Short task :: In the records below, pick out all lines containing the word "duration".

[Begin Input data]

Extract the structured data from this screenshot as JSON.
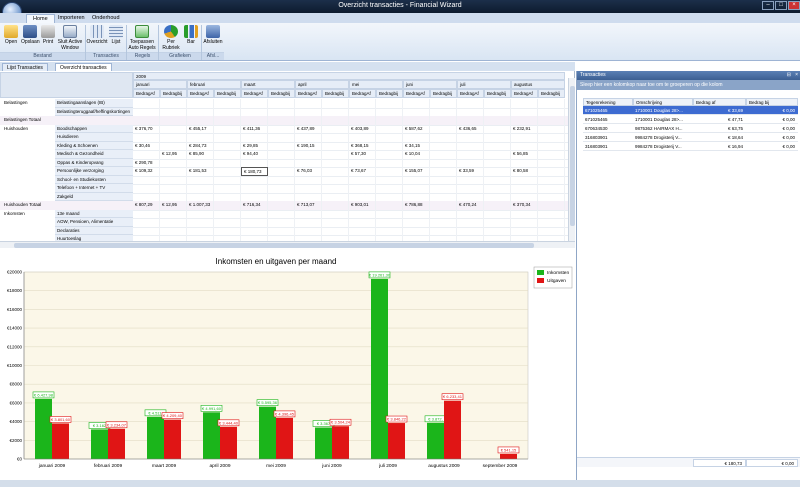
{
  "window": {
    "title": "Overzicht transacties - Financial Wizard"
  },
  "ribbon_tabs": [
    "Home",
    "Importeren",
    "Onderhoud"
  ],
  "ribbon_buttons": {
    "open": "Open",
    "save": "Opslaan",
    "print": "Print",
    "sluit": "Sluit Active Window",
    "overzicht": "Overzicht",
    "lijst": "Lijst",
    "toepassen": "Toepassen Auto Regels",
    "per_rubriek": "Per Rubriek",
    "bar": "Bar",
    "afsluiten": "Afsluiten"
  },
  "ribbon_groups": {
    "bestand": "Bestand",
    "transacties": "Transacties",
    "regels": "Regels",
    "grafieken": "Grafieken",
    "afsl": "Afsl..."
  },
  "doc_tabs": [
    "Lijst Transacties",
    "Overzicht transacties"
  ],
  "grid": {
    "year": "2009",
    "months": [
      "januari",
      "februari",
      "maart",
      "april",
      "mei",
      "juni",
      "juli",
      "augustus"
    ],
    "col_af": "BedragAf",
    "col_bij": "Bedragbij",
    "rows": [
      {
        "cat": "Belastingen",
        "sub": "Belastingaanslagen (IB)",
        "vals": [
          "",
          "",
          "",
          "",
          "",
          "",
          "",
          "",
          "",
          "",
          "",
          "",
          "",
          "",
          "",
          ""
        ]
      },
      {
        "cat": "",
        "sub": "Belastingteruggaaf/heffingskortingen",
        "vals": [
          "",
          "",
          "",
          "",
          "",
          "",
          "",
          "",
          "",
          "",
          "",
          "",
          "",
          "",
          "",
          ""
        ]
      },
      {
        "cat": "Belastingen Totaal",
        "sub": "",
        "vals": [
          "",
          "",
          "",
          "",
          "",
          "",
          "",
          "",
          "",
          "",
          "",
          "",
          "",
          "",
          "",
          ""
        ]
      },
      {
        "cat": "Huishouden",
        "sub": "Boodschappen",
        "vals": [
          "€ 376,70",
          "",
          "€ 455,17",
          "",
          "€ 411,36",
          "",
          "€ 437,89",
          "",
          "€ 403,89",
          "",
          "€ 587,62",
          "",
          "€ 436,65",
          "",
          "€ 232,91",
          ""
        ]
      },
      {
        "cat": "",
        "sub": "Huisdieren",
        "vals": [
          "",
          "",
          "",
          "",
          "",
          "",
          "",
          "",
          "",
          "",
          "",
          "",
          "",
          "",
          "",
          ""
        ]
      },
      {
        "cat": "",
        "sub": "Kleding & Schoenen",
        "vals": [
          "€ 30,46",
          "",
          "€ 284,73",
          "",
          "€ 29,85",
          "",
          "€ 190,15",
          "",
          "€ 368,15",
          "",
          "€ 34,15",
          "",
          "",
          "",
          "",
          ""
        ]
      },
      {
        "cat": "",
        "sub": "Medisch & Gezondheid",
        "vals": [
          "",
          "€ 12,95",
          "€ 85,90",
          "",
          "€ 94,40",
          "",
          "",
          "",
          "€ 57,30",
          "",
          "€ 10,04",
          "",
          "",
          "",
          "€ 56,85",
          ""
        ]
      },
      {
        "cat": "",
        "sub": "Oppas & Kinderopvang",
        "vals": [
          "€ 290,78",
          "",
          "",
          "",
          "",
          "",
          "",
          "",
          "",
          "",
          "",
          "",
          "",
          "",
          "",
          ""
        ]
      },
      {
        "cat": "",
        "sub": "Persoonlijke verzorging",
        "vals": [
          "€ 109,32",
          "",
          "€ 181,53",
          "",
          "€ 180,73",
          "",
          "€ 76,03",
          "",
          "€ 73,67",
          "",
          "€ 155,07",
          "",
          "€ 33,59",
          "",
          "€ 80,58",
          ""
        ]
      },
      {
        "cat": "",
        "sub": "School- en Studiekosten",
        "vals": [
          "",
          "",
          "",
          "",
          "",
          "",
          "",
          "",
          "",
          "",
          "",
          "",
          "",
          "",
          "",
          ""
        ]
      },
      {
        "cat": "",
        "sub": "Telefoon + Internet + TV",
        "vals": [
          "",
          "",
          "",
          "",
          "",
          "",
          "",
          "",
          "",
          "",
          "",
          "",
          "",
          "",
          "",
          ""
        ]
      },
      {
        "cat": "",
        "sub": "Zakgeld",
        "vals": [
          "",
          "",
          "",
          "",
          "",
          "",
          "",
          "",
          "",
          "",
          "",
          "",
          "",
          "",
          "",
          ""
        ]
      },
      {
        "cat": "Huishouden Totaal",
        "sub": "",
        "vals": [
          "€ 807,29",
          "€ 12,95",
          "€ 1.007,33",
          "",
          "€ 716,34",
          "",
          "€ 713,07",
          "",
          "€ 903,01",
          "",
          "€ 786,88",
          "",
          "€ 470,24",
          "",
          "€ 370,34",
          ""
        ]
      },
      {
        "cat": "Inkomsten",
        "sub": "13e maand",
        "vals": [
          "",
          "",
          "",
          "",
          "",
          "",
          "",
          "",
          "",
          "",
          "",
          "",
          "",
          "",
          "",
          ""
        ]
      },
      {
        "cat": "",
        "sub": "AOW, Pensioen, Alimentatie",
        "vals": [
          "",
          "",
          "",
          "",
          "",
          "",
          "",
          "",
          "",
          "",
          "",
          "",
          "",
          "",
          "",
          ""
        ]
      },
      {
        "cat": "",
        "sub": "Declaraties",
        "vals": [
          "",
          "",
          "",
          "",
          "",
          "",
          "",
          "",
          "",
          "",
          "",
          "",
          "",
          "",
          "",
          ""
        ]
      },
      {
        "cat": "",
        "sub": "Huurtoeslag",
        "vals": [
          "",
          "",
          "",
          "",
          "",
          "",
          "",
          "",
          "",
          "",
          "",
          "",
          "",
          "",
          "",
          ""
        ]
      }
    ]
  },
  "transactions_panel": {
    "title": "Transacties",
    "group_hint": "Sleep hier een kolomkop naar toe om te groeperen op die kolom",
    "columns": [
      "Tegenrekening",
      "Omschrijving",
      "Bedrag af",
      "Bedrag bij"
    ],
    "rows": [
      {
        "rek": "671025465",
        "oms": "1710001 Douglas 28>...",
        "af": "€ 33,69",
        "bij": "€ 0,00"
      },
      {
        "rek": "671025465",
        "oms": "1710001 Douglas 28>...",
        "af": "€ 47,71",
        "bij": "€ 0,00"
      },
      {
        "rek": "670634530",
        "oms": "9875362 HAIRMAX H...",
        "af": "€ 63,75",
        "bij": "€ 0,00"
      },
      {
        "rek": "316803901",
        "oms": "9984278 Drogisterij V...",
        "af": "€ 18,64",
        "bij": "€ 0,00"
      },
      {
        "rek": "316803901",
        "oms": "9984278 Drogisterij V...",
        "af": "€ 16,94",
        "bij": "€ 0,00"
      }
    ],
    "total_af": "€ 180,73",
    "total_bij": "€ 0,00"
  },
  "chart_data": {
    "type": "bar",
    "title": "Inkomsten en uitgaven per maand",
    "categories": [
      "januari 2009",
      "februari 2009",
      "maart 2009",
      "april 2009",
      "mei 2009",
      "juni 2009",
      "juli 2009",
      "augustus 2009",
      "september 2009"
    ],
    "series": [
      {
        "name": "Inkomsten",
        "color": "#1bb51b",
        "values": [
          6427.98,
          3162,
          4511,
          4991.6,
          5595.36,
          3367,
          19261.3,
          3872,
          0
        ],
        "labels": [
          "€ 6.427,98",
          "€ 3.162",
          "€ 4.511,",
          "€ 4.991,60",
          "€ 5.595,36",
          "€ 3.367",
          "€ 19.261,30",
          "€ 3.872,",
          ""
        ]
      },
      {
        "name": "Uitgaven",
        "color": "#e01515",
        "values": [
          3801.6,
          3234.07,
          4209.4,
          3444.4,
          4396.45,
          3504.24,
          3846.22,
          6233.41,
          541.15
        ],
        "labels": [
          "€ 3.801,60",
          "€ 3.234,07",
          "€ 4.209,40",
          "€ 3.444,40",
          "€ 4.396,45",
          "€ 3.504,24",
          "€ 3.846,22",
          "€ 6.233,41",
          "€ 541,15"
        ]
      }
    ],
    "ylim": [
      0,
      20000
    ],
    "yticks": [
      "€0",
      "€2000",
      "€4000",
      "€6000",
      "€8000",
      "€10000",
      "€12000",
      "€14000",
      "€16000",
      "€18000",
      "€20000"
    ],
    "legend": "top-right",
    "grid": true
  }
}
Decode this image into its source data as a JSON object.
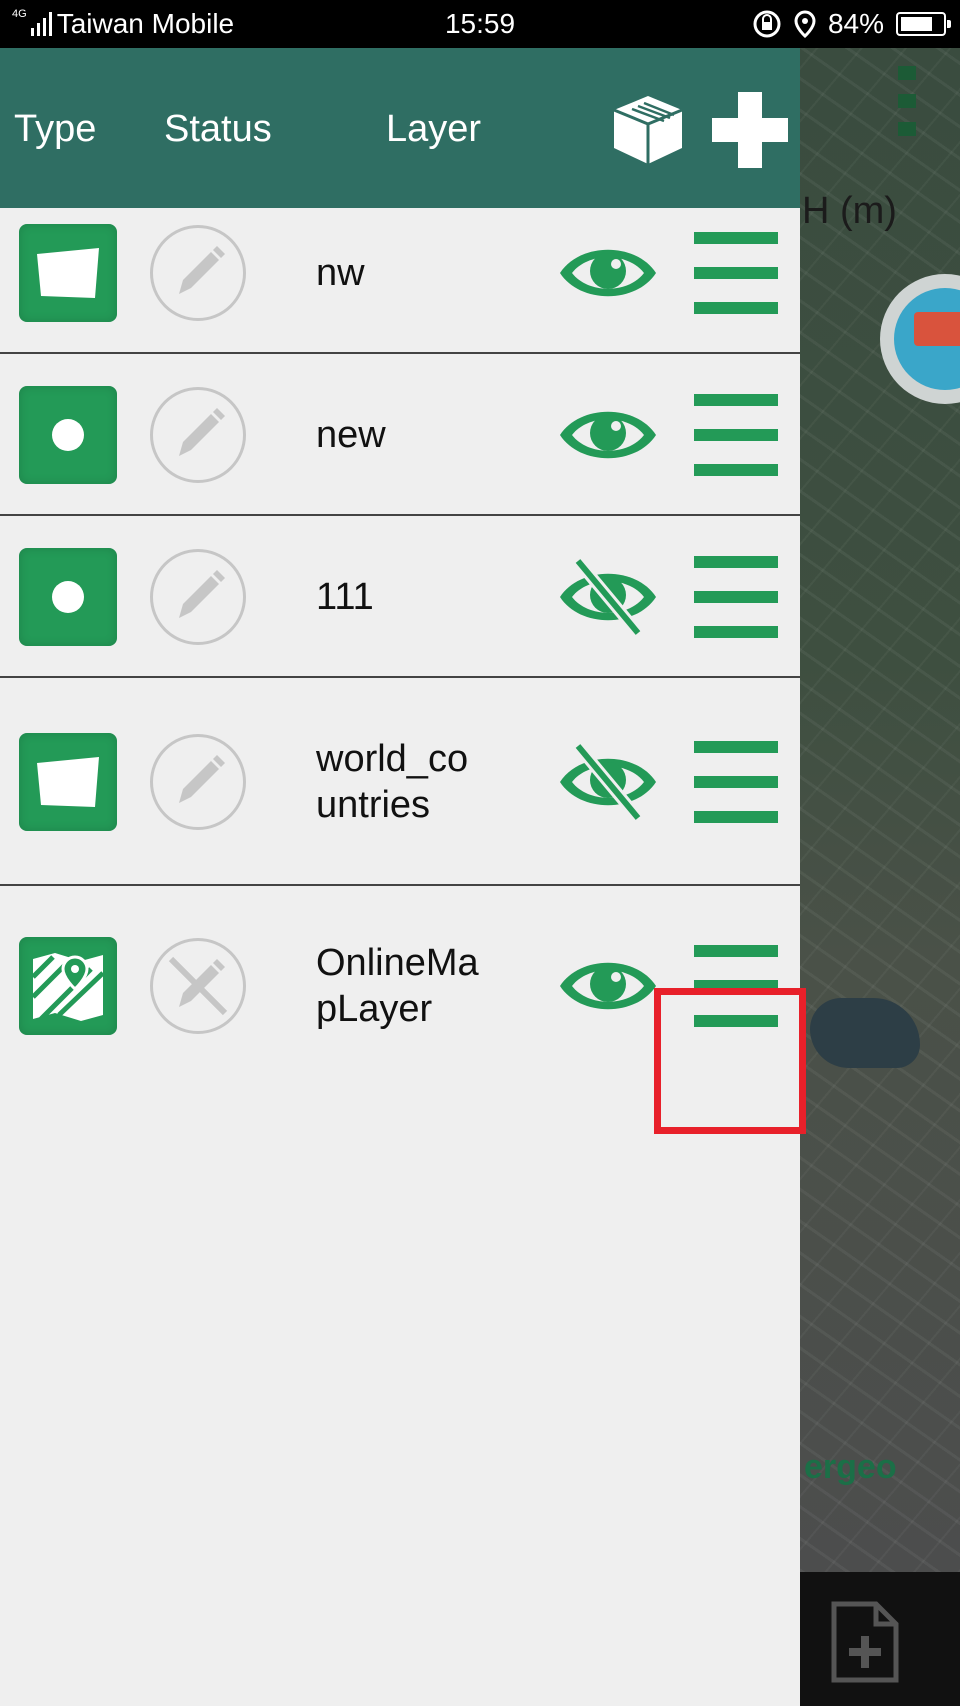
{
  "status_bar": {
    "network": "4G",
    "carrier": "Taiwan Mobile",
    "time": "15:59",
    "battery": "84%",
    "battery_level": 0.84
  },
  "header": {
    "col_type": "Type",
    "col_status": "Status",
    "col_layer": "Layer",
    "box_icon": "package-box-icon",
    "add_icon": "plus-icon"
  },
  "map": {
    "axis_label": "H (m)",
    "brand": "ergeo"
  },
  "layers": [
    {
      "name": "nw",
      "type": "polygon",
      "status": "editable",
      "visible": true
    },
    {
      "name": "new",
      "type": "point",
      "status": "editable",
      "visible": true
    },
    {
      "name": "111",
      "type": "point",
      "status": "editable",
      "visible": false
    },
    {
      "name": "world_co\nuntries",
      "type": "polygon",
      "status": "editable",
      "visible": false
    },
    {
      "name": "OnlineMa\npLayer",
      "type": "online-map",
      "status": "not-editable",
      "visible": true
    }
  ],
  "colors": {
    "header_bg": "#2f6e63",
    "accent_green": "#239a57",
    "highlight_red": "#e8202a",
    "panel_bg": "#efefef"
  }
}
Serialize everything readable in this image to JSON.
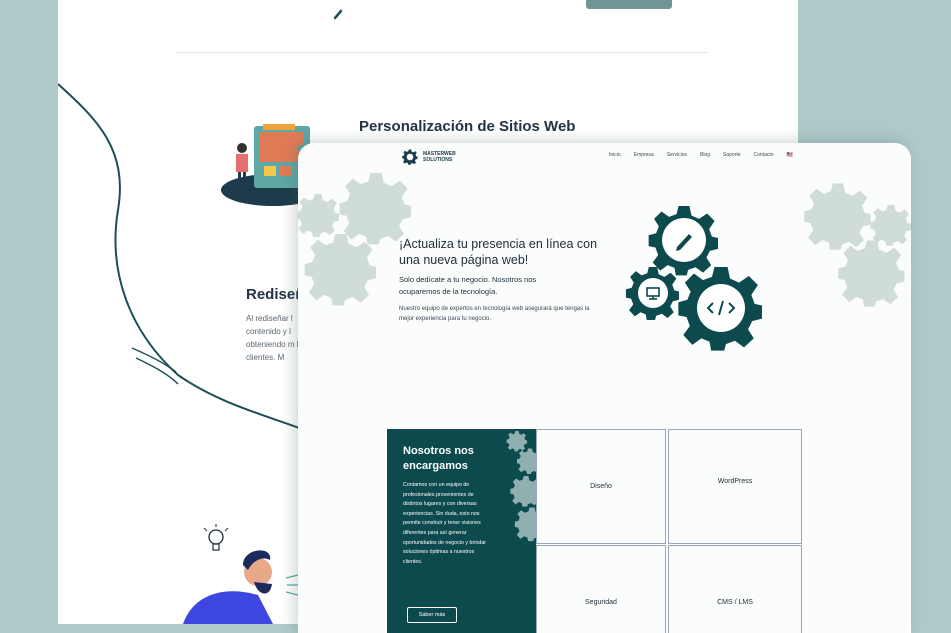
{
  "back_page": {
    "section_title": "Personalización de Sitios Web",
    "section2_title": "Rediseñ",
    "section2_text": "Al rediseñar l contenido y l obteniendo m los clientes. M"
  },
  "front_page": {
    "logo": {
      "line1": "MASTERWEB",
      "line2": "SOLUTIONS"
    },
    "nav": [
      "Inicio",
      "Empresa",
      "Servicios",
      "Blog",
      "Soporte",
      "Contacto",
      "🇺🇸"
    ],
    "hero": {
      "title": "¡Actualiza tu presencia en línea con una nueva página web!",
      "subtitle": "Solo dedícate a tu negocio. Nosotros nos ocuparemos de la tecnología.",
      "description": "Nuestro equipo de expertos en tecnología web asegurará que tengas la mejor experiencia para tu negocio."
    },
    "about": {
      "title": "Nosotros nos encargamos",
      "text": "Contamos con un equipo de profesionales provenientes de distintos lugares y con diversas experiencias. Sin duda, esto nos permite construir y tener visiones diferentes para así generar oportunidades de negocio y brindar soluciones óptimas a nuestros clientes.",
      "button": "Saber más"
    },
    "services": [
      "Diseño",
      "WordPress",
      "Seguridad",
      "CMS / LMS"
    ]
  },
  "colors": {
    "background": "#aec9c8",
    "dark_teal": "#0c4a4e",
    "gear_light": "#cfdcda",
    "navy_text": "#1e2d3a"
  },
  "icons": [
    "pencil-icon",
    "monitor-icon",
    "code-icon",
    "flag-us-icon",
    "lightbulb-icon"
  ]
}
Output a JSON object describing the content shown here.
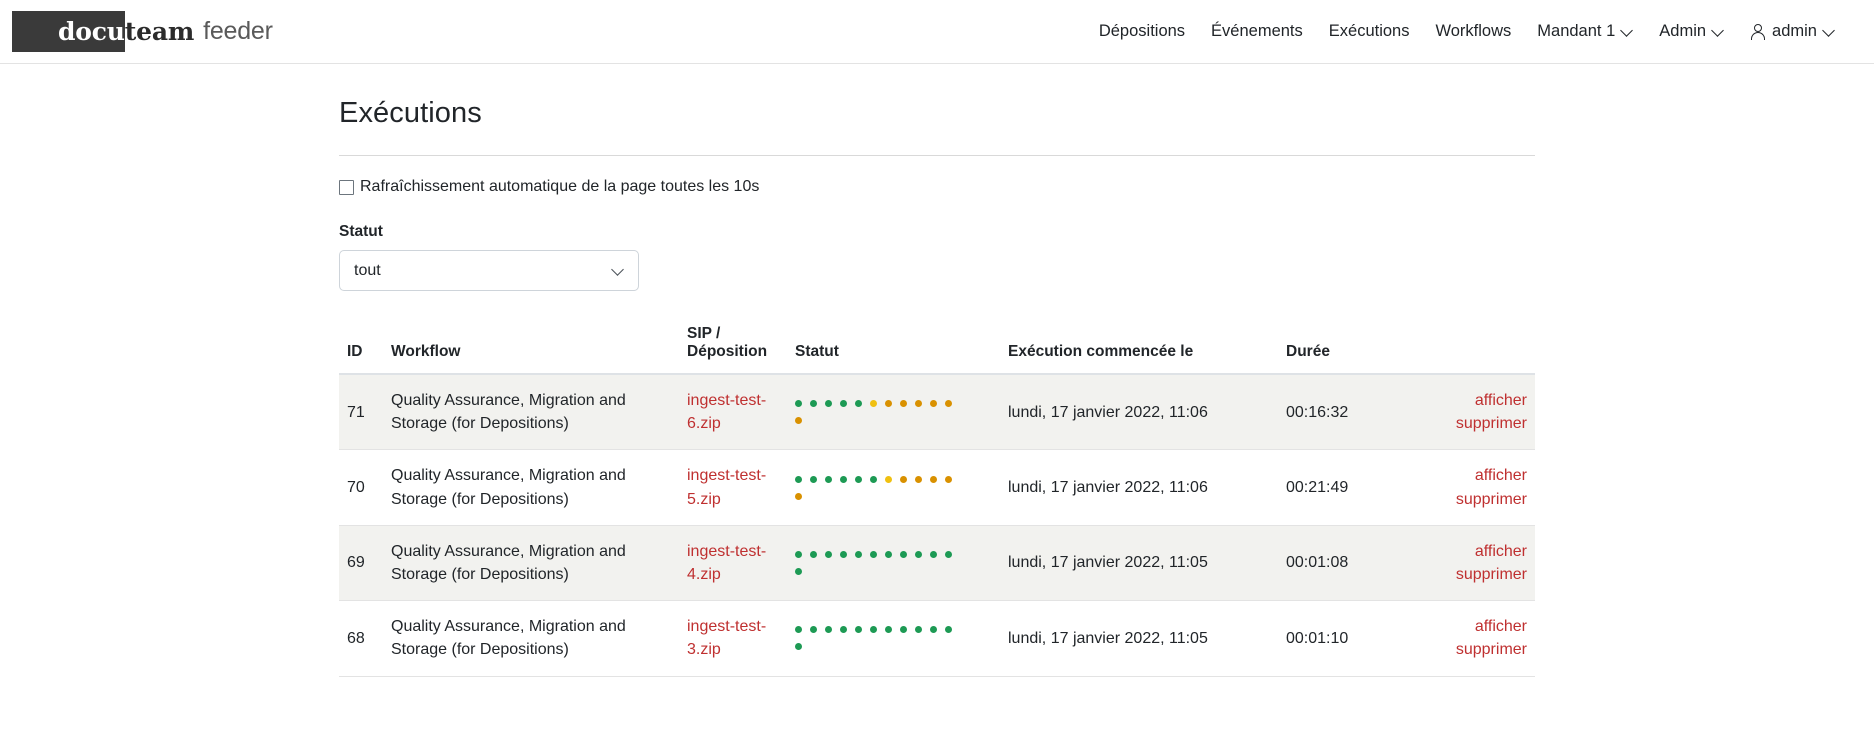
{
  "header": {
    "brand": {
      "part1": "docu",
      "part2": "team",
      "part3": "feeder"
    },
    "nav_items": [
      {
        "label": "Dépositions",
        "name": "nav-depositions",
        "caret": false,
        "person": false
      },
      {
        "label": "Événements",
        "name": "nav-evenements",
        "caret": false,
        "person": false
      },
      {
        "label": "Exécutions",
        "name": "nav-executions",
        "caret": false,
        "person": false
      },
      {
        "label": "Workflows",
        "name": "nav-workflows",
        "caret": false,
        "person": false
      },
      {
        "label": "Mandant 1",
        "name": "nav-mandant",
        "caret": true,
        "person": false
      },
      {
        "label": "Admin",
        "name": "nav-admin",
        "caret": true,
        "person": false
      },
      {
        "label": "admin",
        "name": "nav-user",
        "caret": true,
        "person": true
      }
    ]
  },
  "page": {
    "title": "Exécutions",
    "autorefresh_label": "Rafraîchissement automatique de la page toutes les 10s",
    "autorefresh_checked": false,
    "status_filter_label": "Statut",
    "status_filter_value": "tout",
    "status_filter_options": [
      "tout"
    ]
  },
  "table": {
    "headers": {
      "id": "ID",
      "workflow": "Workflow",
      "sip": "SIP / Déposition",
      "statut": "Statut",
      "started": "Exécution commencée le",
      "duration": "Durée",
      "actions": ""
    },
    "actions": {
      "view": "afficher",
      "delete": "supprimer"
    },
    "colors": {
      "green": "#1d9a54",
      "yellow": "#f0c010",
      "orange": "#d99100",
      "link": "#bf3030"
    },
    "rows": [
      {
        "id": "71",
        "workflow": "Quality Assurance, Migration and Storage (for Depositions)",
        "sip": "ingest-test-6.zip",
        "dots": [
          "green",
          "green",
          "green",
          "green",
          "green",
          "yellow",
          "orange",
          "orange",
          "orange",
          "orange",
          "orange",
          "orange"
        ],
        "started": "lundi, 17 janvier 2022, 11:06",
        "duration": "00:16:32",
        "striped": true
      },
      {
        "id": "70",
        "workflow": "Quality Assurance, Migration and Storage (for Depositions)",
        "sip": "ingest-test-5.zip",
        "dots": [
          "green",
          "green",
          "green",
          "green",
          "green",
          "green",
          "yellow",
          "orange",
          "orange",
          "orange",
          "orange",
          "orange"
        ],
        "started": "lundi, 17 janvier 2022, 11:06",
        "duration": "00:21:49",
        "striped": false
      },
      {
        "id": "69",
        "workflow": "Quality Assurance, Migration and Storage (for Depositions)",
        "sip": "ingest-test-4.zip",
        "dots": [
          "green",
          "green",
          "green",
          "green",
          "green",
          "green",
          "green",
          "green",
          "green",
          "green",
          "green",
          "green"
        ],
        "started": "lundi, 17 janvier 2022, 11:05",
        "duration": "00:01:08",
        "striped": true
      },
      {
        "id": "68",
        "workflow": "Quality Assurance, Migration and Storage (for Depositions)",
        "sip": "ingest-test-3.zip",
        "dots": [
          "green",
          "green",
          "green",
          "green",
          "green",
          "green",
          "green",
          "green",
          "green",
          "green",
          "green",
          "green"
        ],
        "started": "lundi, 17 janvier 2022, 11:05",
        "duration": "00:01:10",
        "striped": false
      }
    ]
  }
}
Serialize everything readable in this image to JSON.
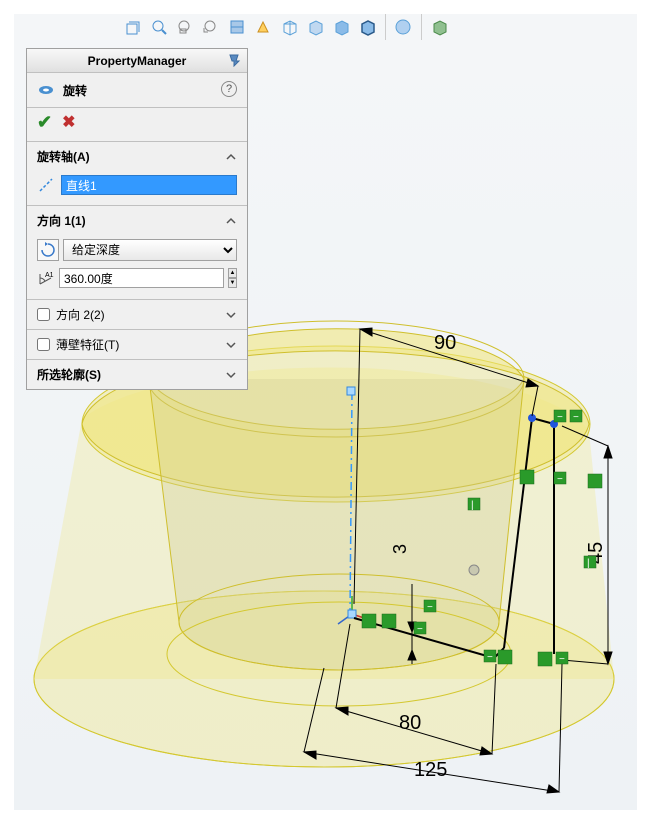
{
  "toolbar": {
    "icons": [
      "view-orientation",
      "zoom-fit",
      "zoom-area",
      "zoom-prev",
      "section-view",
      "display-style",
      "wireframe",
      "hidden-lines",
      "shaded",
      "shaded-edges",
      "separator",
      "view-scene",
      "separator",
      "render"
    ]
  },
  "panel": {
    "title": "PropertyManager",
    "feature_name": "旋转",
    "help": "?",
    "sections": {
      "axis": {
        "label": "旋转轴(A)",
        "value": "直线1"
      },
      "direction1": {
        "label": "方向 1(1)",
        "type_value": "给定深度",
        "angle_value": "360.00度"
      },
      "direction2": {
        "label": "方向 2(2)",
        "checked": false
      },
      "thin": {
        "label": "薄壁特征(T)",
        "checked": false
      },
      "contour": {
        "label": "所选轮廓(S)"
      }
    }
  },
  "dimensions": {
    "d90": "90",
    "d80": "80",
    "d125": "125",
    "d45": "45",
    "d3": "3"
  }
}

[End Input data]

Output ::
      "duration": "Durée",
        "duration": "00:16:32",
        "duration": "00:21:49",
        "duration": "00:01:08",
        "duration": "00:01:10",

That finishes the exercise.